-- Begin SUPPLIED DATA --

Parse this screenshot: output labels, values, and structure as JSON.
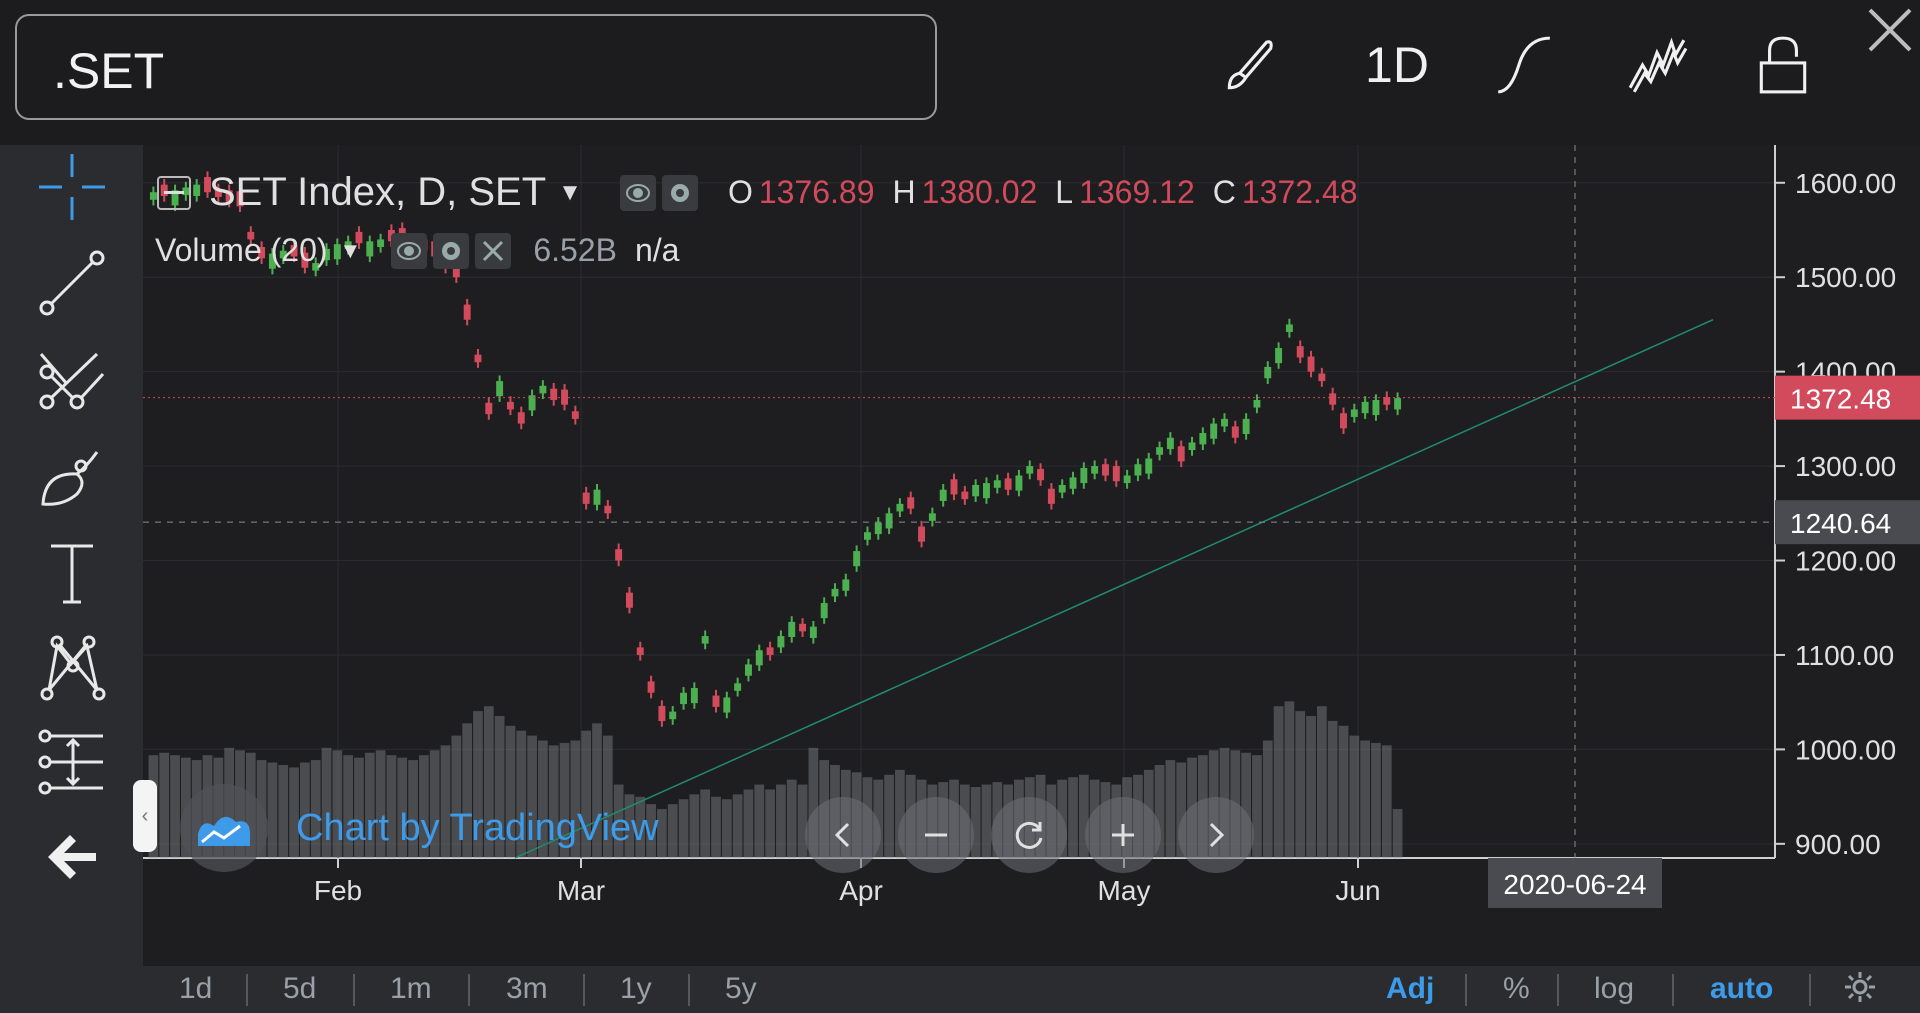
{
  "header": {
    "symbol": ".SET",
    "interval": "1D",
    "icons": [
      "brush-icon",
      "interval",
      "curve-icon",
      "indicators-icon",
      "lock-icon"
    ],
    "close_icon": "close-icon"
  },
  "left_toolbar": {
    "tools": [
      "crosshair-icon",
      "trend-line-icon",
      "pitchfork-icon",
      "brush-tool-icon",
      "text-icon",
      "pattern-icon",
      "measure-icon",
      "back-arrow-icon"
    ]
  },
  "legend": {
    "title": "SET Index, D, SET",
    "o_label": "O",
    "o_value": "1376.89",
    "h_label": "H",
    "h_value": "1380.02",
    "l_label": "L",
    "l_value": "1369.12",
    "c_label": "C",
    "c_value": "1372.48",
    "volume_title": "Volume (20)",
    "volume_value": "6.52B",
    "volume_ma": "n/a"
  },
  "watermark": "Chart by TradingView",
  "chart_data": {
    "type": "candlestick",
    "title": "SET Index, D, SET",
    "y_ticks": [
      "1600.00",
      "1500.00",
      "1400.00",
      "1300.00",
      "1200.00",
      "1100.00",
      "1000.00",
      "900.00"
    ],
    "ylim": [
      885,
      1640
    ],
    "x_ticks": [
      "Feb",
      "Mar",
      "Apr",
      "May",
      "Jun"
    ],
    "last_price_label": "1372.48",
    "crosshair_price_label": "1240.64",
    "crosshair_date_label": "2020-06-24",
    "candles_close": [
      1590,
      1586,
      1592,
      1595,
      1598,
      1590,
      1585,
      1580,
      1575,
      1540,
      1520,
      1525,
      1528,
      1522,
      1510,
      1515,
      1530,
      1535,
      1538,
      1536,
      1538,
      1540,
      1538,
      1536,
      1532,
      1528,
      1522,
      1510,
      1500,
      1455,
      1410,
      1355,
      1390,
      1360,
      1345,
      1375,
      1385,
      1370,
      1365,
      1350,
      1260,
      1275,
      1250,
      1200,
      1150,
      1100,
      1060,
      1030,
      1040,
      1060,
      1065,
      1120,
      1045,
      1055,
      1070,
      1090,
      1105,
      1100,
      1120,
      1135,
      1125,
      1130,
      1155,
      1170,
      1180,
      1210,
      1230,
      1240,
      1250,
      1260,
      1255,
      1220,
      1250,
      1275,
      1270,
      1265,
      1280,
      1282,
      1285,
      1275,
      1290,
      1300,
      1285,
      1260,
      1280,
      1288,
      1298,
      1300,
      1290,
      1284,
      1290,
      1302,
      1308,
      1320,
      1330,
      1305,
      1325,
      1335,
      1345,
      1350,
      1330,
      1350,
      1370,
      1405,
      1425,
      1450,
      1415,
      1400,
      1390,
      1365,
      1340,
      1360,
      1368,
      1370,
      1365,
      1372
    ],
    "candles_up": [
      true,
      false,
      true,
      true,
      true,
      false,
      false,
      false,
      false,
      false,
      false,
      true,
      true,
      false,
      false,
      true,
      true,
      true,
      true,
      false,
      true,
      true,
      false,
      false,
      false,
      false,
      false,
      false,
      false,
      false,
      false,
      false,
      true,
      false,
      false,
      true,
      true,
      false,
      false,
      false,
      false,
      true,
      false,
      false,
      false,
      false,
      false,
      false,
      true,
      true,
      true,
      true,
      false,
      true,
      true,
      true,
      true,
      false,
      true,
      true,
      false,
      true,
      true,
      true,
      true,
      true,
      true,
      true,
      true,
      true,
      false,
      false,
      true,
      true,
      false,
      false,
      true,
      true,
      true,
      false,
      true,
      true,
      false,
      false,
      true,
      true,
      true,
      true,
      false,
      false,
      true,
      true,
      true,
      true,
      true,
      false,
      true,
      true,
      true,
      true,
      false,
      true,
      true,
      true,
      true,
      true,
      false,
      false,
      false,
      false,
      false,
      true,
      true,
      true,
      false,
      true
    ],
    "volume": [
      0.42,
      0.43,
      0.42,
      0.41,
      0.4,
      0.42,
      0.41,
      0.45,
      0.44,
      0.43,
      0.4,
      0.39,
      0.38,
      0.37,
      0.39,
      0.4,
      0.45,
      0.44,
      0.42,
      0.41,
      0.43,
      0.44,
      0.42,
      0.41,
      0.4,
      0.42,
      0.44,
      0.46,
      0.5,
      0.55,
      0.6,
      0.62,
      0.58,
      0.54,
      0.52,
      0.5,
      0.48,
      0.46,
      0.47,
      0.48,
      0.52,
      0.55,
      0.5,
      0.3,
      0.26,
      0.25,
      0.22,
      0.2,
      0.22,
      0.24,
      0.26,
      0.28,
      0.25,
      0.24,
      0.26,
      0.28,
      0.3,
      0.28,
      0.3,
      0.32,
      0.3,
      0.45,
      0.4,
      0.38,
      0.36,
      0.35,
      0.33,
      0.32,
      0.34,
      0.36,
      0.34,
      0.32,
      0.3,
      0.31,
      0.32,
      0.3,
      0.29,
      0.3,
      0.31,
      0.3,
      0.32,
      0.33,
      0.34,
      0.3,
      0.32,
      0.33,
      0.34,
      0.32,
      0.31,
      0.3,
      0.33,
      0.34,
      0.36,
      0.38,
      0.4,
      0.39,
      0.41,
      0.42,
      0.44,
      0.45,
      0.44,
      0.43,
      0.42,
      0.48,
      0.62,
      0.64,
      0.6,
      0.58,
      0.62,
      0.56,
      0.54,
      0.5,
      0.48,
      0.47,
      0.46,
      0.2
    ]
  },
  "bottom_bar": {
    "ranges": [
      "1d",
      "5d",
      "1m",
      "3m",
      "1y",
      "5y"
    ],
    "adj": "Adj",
    "percent": "%",
    "log": "log",
    "auto": "auto"
  },
  "colors": {
    "up": "#4caf50",
    "down": "#d24b5c",
    "accent": "#3d9be9",
    "last_price_bg": "#d24b5c",
    "trend_line": "#1e8c6e"
  }
}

-- End SUPPLIED DATA --

WHAT YOU WILL DO:
Copy out each record shown above without alteration, skipping any picture.

EXERCISE RESPONSE:
Parse this screenshot: output labels, values, and structure as JSON.
{
  "header": {
    "symbol": ".SET",
    "interval": "1D",
    "icons": [
      "brush-icon",
      "interval",
      "curve-icon",
      "indicators-icon",
      "lock-icon"
    ],
    "close_icon": "close-icon"
  },
  "left_toolbar": {
    "tools": [
      "crosshair-icon",
      "trend-line-icon",
      "pitchfork-icon",
      "brush-tool-icon",
      "text-icon",
      "pattern-icon",
      "measure-icon",
      "back-arrow-icon"
    ]
  },
  "legend": {
    "title": "SET Index, D, SET",
    "o_label": "O",
    "o_value": "1376.89",
    "h_label": "H",
    "h_value": "1380.02",
    "l_label": "L",
    "l_value": "1369.12",
    "c_label": "C",
    "c_value": "1372.48",
    "volume_title": "Volume (20)",
    "volume_value": "6.52B",
    "volume_ma": "n/a"
  },
  "watermark": "Chart by TradingView",
  "chart_data": {
    "type": "candlestick",
    "title": "SET Index, D, SET",
    "y_ticks": [
      "1600.00",
      "1500.00",
      "1400.00",
      "1300.00",
      "1200.00",
      "1100.00",
      "1000.00",
      "900.00"
    ],
    "ylim": [
      885,
      1640
    ],
    "x_ticks": [
      "Feb",
      "Mar",
      "Apr",
      "May",
      "Jun"
    ],
    "last_price_label": "1372.48",
    "crosshair_price_label": "1240.64",
    "crosshair_date_label": "2020-06-24",
    "candles_close": [
      1590,
      1586,
      1592,
      1595,
      1598,
      1590,
      1585,
      1580,
      1575,
      1540,
      1520,
      1525,
      1528,
      1522,
      1510,
      1515,
      1530,
      1535,
      1538,
      1536,
      1538,
      1540,
      1538,
      1536,
      1532,
      1528,
      1522,
      1510,
      1500,
      1455,
      1410,
      1355,
      1390,
      1360,
      1345,
      1375,
      1385,
      1370,
      1365,
      1350,
      1260,
      1275,
      1250,
      1200,
      1150,
      1100,
      1060,
      1030,
      1040,
      1060,
      1065,
      1120,
      1045,
      1055,
      1070,
      1090,
      1105,
      1100,
      1120,
      1135,
      1125,
      1130,
      1155,
      1170,
      1180,
      1210,
      1230,
      1240,
      1250,
      1260,
      1255,
      1220,
      1250,
      1275,
      1270,
      1265,
      1280,
      1282,
      1285,
      1275,
      1290,
      1300,
      1285,
      1260,
      1280,
      1288,
      1298,
      1300,
      1290,
      1284,
      1290,
      1302,
      1308,
      1320,
      1330,
      1305,
      1325,
      1335,
      1345,
      1350,
      1330,
      1350,
      1370,
      1405,
      1425,
      1450,
      1415,
      1400,
      1390,
      1365,
      1340,
      1360,
      1368,
      1370,
      1365,
      1372
    ],
    "candles_up": [
      true,
      false,
      true,
      true,
      true,
      false,
      false,
      false,
      false,
      false,
      false,
      true,
      true,
      false,
      false,
      true,
      true,
      true,
      true,
      false,
      true,
      true,
      false,
      false,
      false,
      false,
      false,
      false,
      false,
      false,
      false,
      false,
      true,
      false,
      false,
      true,
      true,
      false,
      false,
      false,
      false,
      true,
      false,
      false,
      false,
      false,
      false,
      false,
      true,
      true,
      true,
      true,
      false,
      true,
      true,
      true,
      true,
      false,
      true,
      true,
      false,
      true,
      true,
      true,
      true,
      true,
      true,
      true,
      true,
      true,
      false,
      false,
      true,
      true,
      false,
      false,
      true,
      true,
      true,
      false,
      true,
      true,
      false,
      false,
      true,
      true,
      true,
      true,
      false,
      false,
      true,
      true,
      true,
      true,
      true,
      false,
      true,
      true,
      true,
      true,
      false,
      true,
      true,
      true,
      true,
      true,
      false,
      false,
      false,
      false,
      false,
      true,
      true,
      true,
      false,
      true
    ],
    "volume": [
      0.42,
      0.43,
      0.42,
      0.41,
      0.4,
      0.42,
      0.41,
      0.45,
      0.44,
      0.43,
      0.4,
      0.39,
      0.38,
      0.37,
      0.39,
      0.4,
      0.45,
      0.44,
      0.42,
      0.41,
      0.43,
      0.44,
      0.42,
      0.41,
      0.4,
      0.42,
      0.44,
      0.46,
      0.5,
      0.55,
      0.6,
      0.62,
      0.58,
      0.54,
      0.52,
      0.5,
      0.48,
      0.46,
      0.47,
      0.48,
      0.52,
      0.55,
      0.5,
      0.3,
      0.26,
      0.25,
      0.22,
      0.2,
      0.22,
      0.24,
      0.26,
      0.28,
      0.25,
      0.24,
      0.26,
      0.28,
      0.3,
      0.28,
      0.3,
      0.32,
      0.3,
      0.45,
      0.4,
      0.38,
      0.36,
      0.35,
      0.33,
      0.32,
      0.34,
      0.36,
      0.34,
      0.32,
      0.3,
      0.31,
      0.32,
      0.3,
      0.29,
      0.3,
      0.31,
      0.3,
      0.32,
      0.33,
      0.34,
      0.3,
      0.32,
      0.33,
      0.34,
      0.32,
      0.31,
      0.3,
      0.33,
      0.34,
      0.36,
      0.38,
      0.4,
      0.39,
      0.41,
      0.42,
      0.44,
      0.45,
      0.44,
      0.43,
      0.42,
      0.48,
      0.62,
      0.64,
      0.6,
      0.58,
      0.62,
      0.56,
      0.54,
      0.5,
      0.48,
      0.47,
      0.46,
      0.2
    ]
  },
  "bottom_bar": {
    "ranges": [
      "1d",
      "5d",
      "1m",
      "3m",
      "1y",
      "5y"
    ],
    "adj": "Adj",
    "percent": "%",
    "log": "log",
    "auto": "auto"
  },
  "colors": {
    "up": "#4caf50",
    "down": "#d24b5c",
    "accent": "#3d9be9",
    "last_price_bg": "#d24b5c",
    "trend_line": "#1e8c6e"
  }
}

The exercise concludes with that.